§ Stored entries
● ● ●

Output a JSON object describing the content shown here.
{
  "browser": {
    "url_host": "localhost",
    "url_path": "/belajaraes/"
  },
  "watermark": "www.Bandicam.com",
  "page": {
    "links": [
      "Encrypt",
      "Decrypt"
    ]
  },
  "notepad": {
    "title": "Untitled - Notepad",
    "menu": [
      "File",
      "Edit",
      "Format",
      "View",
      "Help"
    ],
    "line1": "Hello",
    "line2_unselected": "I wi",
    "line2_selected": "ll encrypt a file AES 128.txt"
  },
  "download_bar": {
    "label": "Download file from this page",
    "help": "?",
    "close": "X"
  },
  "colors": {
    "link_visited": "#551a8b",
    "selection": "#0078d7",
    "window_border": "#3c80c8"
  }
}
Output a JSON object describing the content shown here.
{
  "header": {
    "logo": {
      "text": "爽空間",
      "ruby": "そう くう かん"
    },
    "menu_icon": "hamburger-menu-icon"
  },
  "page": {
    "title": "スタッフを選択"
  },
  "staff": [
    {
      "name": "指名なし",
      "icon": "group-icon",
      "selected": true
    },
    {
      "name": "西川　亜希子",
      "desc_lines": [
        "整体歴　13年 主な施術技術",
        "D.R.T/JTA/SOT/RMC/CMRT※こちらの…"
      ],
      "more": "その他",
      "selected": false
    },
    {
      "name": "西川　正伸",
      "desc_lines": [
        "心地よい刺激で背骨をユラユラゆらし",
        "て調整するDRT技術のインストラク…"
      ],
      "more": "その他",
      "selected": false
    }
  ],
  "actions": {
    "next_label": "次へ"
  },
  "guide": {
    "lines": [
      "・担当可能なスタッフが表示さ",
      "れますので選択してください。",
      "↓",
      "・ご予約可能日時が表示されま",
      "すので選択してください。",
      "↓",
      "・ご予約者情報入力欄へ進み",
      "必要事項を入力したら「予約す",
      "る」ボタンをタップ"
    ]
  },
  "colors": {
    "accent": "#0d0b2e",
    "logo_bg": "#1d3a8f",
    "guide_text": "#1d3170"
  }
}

● ● ●

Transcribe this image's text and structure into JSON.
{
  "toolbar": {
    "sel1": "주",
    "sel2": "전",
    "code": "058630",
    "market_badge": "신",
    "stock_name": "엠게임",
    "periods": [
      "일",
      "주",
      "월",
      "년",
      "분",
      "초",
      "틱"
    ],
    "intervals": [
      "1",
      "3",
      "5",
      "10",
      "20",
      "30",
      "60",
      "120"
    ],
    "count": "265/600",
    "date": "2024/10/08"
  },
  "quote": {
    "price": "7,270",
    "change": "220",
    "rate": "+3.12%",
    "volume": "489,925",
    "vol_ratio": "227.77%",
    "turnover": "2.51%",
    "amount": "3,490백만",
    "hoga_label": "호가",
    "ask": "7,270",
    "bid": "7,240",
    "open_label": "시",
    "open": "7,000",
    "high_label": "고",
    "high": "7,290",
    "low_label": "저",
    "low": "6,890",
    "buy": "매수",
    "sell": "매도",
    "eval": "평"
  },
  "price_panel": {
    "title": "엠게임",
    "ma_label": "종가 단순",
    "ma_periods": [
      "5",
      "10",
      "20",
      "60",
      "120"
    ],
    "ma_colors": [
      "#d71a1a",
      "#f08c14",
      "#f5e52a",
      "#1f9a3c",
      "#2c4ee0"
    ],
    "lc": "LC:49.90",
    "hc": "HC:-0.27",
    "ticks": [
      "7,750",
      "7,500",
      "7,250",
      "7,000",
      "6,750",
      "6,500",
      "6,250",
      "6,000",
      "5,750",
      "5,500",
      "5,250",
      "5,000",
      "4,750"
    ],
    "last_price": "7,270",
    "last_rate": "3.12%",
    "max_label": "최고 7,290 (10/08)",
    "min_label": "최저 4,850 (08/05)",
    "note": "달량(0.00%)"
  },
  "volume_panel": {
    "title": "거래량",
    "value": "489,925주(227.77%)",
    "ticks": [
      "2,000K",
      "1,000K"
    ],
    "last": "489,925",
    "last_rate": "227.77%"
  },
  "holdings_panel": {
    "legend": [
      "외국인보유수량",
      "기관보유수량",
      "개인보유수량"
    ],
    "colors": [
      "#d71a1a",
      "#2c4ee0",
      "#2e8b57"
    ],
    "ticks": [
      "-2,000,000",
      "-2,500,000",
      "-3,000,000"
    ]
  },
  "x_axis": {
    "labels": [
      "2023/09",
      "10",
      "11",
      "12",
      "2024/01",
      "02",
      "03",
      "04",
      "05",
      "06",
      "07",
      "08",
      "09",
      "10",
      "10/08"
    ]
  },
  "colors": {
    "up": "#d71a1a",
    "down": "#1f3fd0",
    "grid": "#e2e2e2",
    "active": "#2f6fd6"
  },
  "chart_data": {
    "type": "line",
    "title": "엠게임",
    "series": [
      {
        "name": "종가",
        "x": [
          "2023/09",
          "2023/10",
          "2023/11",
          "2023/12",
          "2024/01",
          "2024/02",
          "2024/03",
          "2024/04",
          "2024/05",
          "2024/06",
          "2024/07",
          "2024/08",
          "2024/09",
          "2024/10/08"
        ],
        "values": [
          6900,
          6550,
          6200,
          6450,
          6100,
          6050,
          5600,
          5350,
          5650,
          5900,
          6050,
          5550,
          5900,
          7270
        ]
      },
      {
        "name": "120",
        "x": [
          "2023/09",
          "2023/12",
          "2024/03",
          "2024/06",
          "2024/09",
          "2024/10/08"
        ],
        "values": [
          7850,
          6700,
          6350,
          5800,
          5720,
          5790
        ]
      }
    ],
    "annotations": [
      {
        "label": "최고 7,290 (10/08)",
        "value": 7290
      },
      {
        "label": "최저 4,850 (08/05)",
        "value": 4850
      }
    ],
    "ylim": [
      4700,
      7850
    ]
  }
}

● ● ●

§ Given instruction
Go through the listing above and return every line where the word "icon" occurs.

§ Solution to this task
    "menu_icon": "hamburger-menu-icon"
      "icon": "group-icon",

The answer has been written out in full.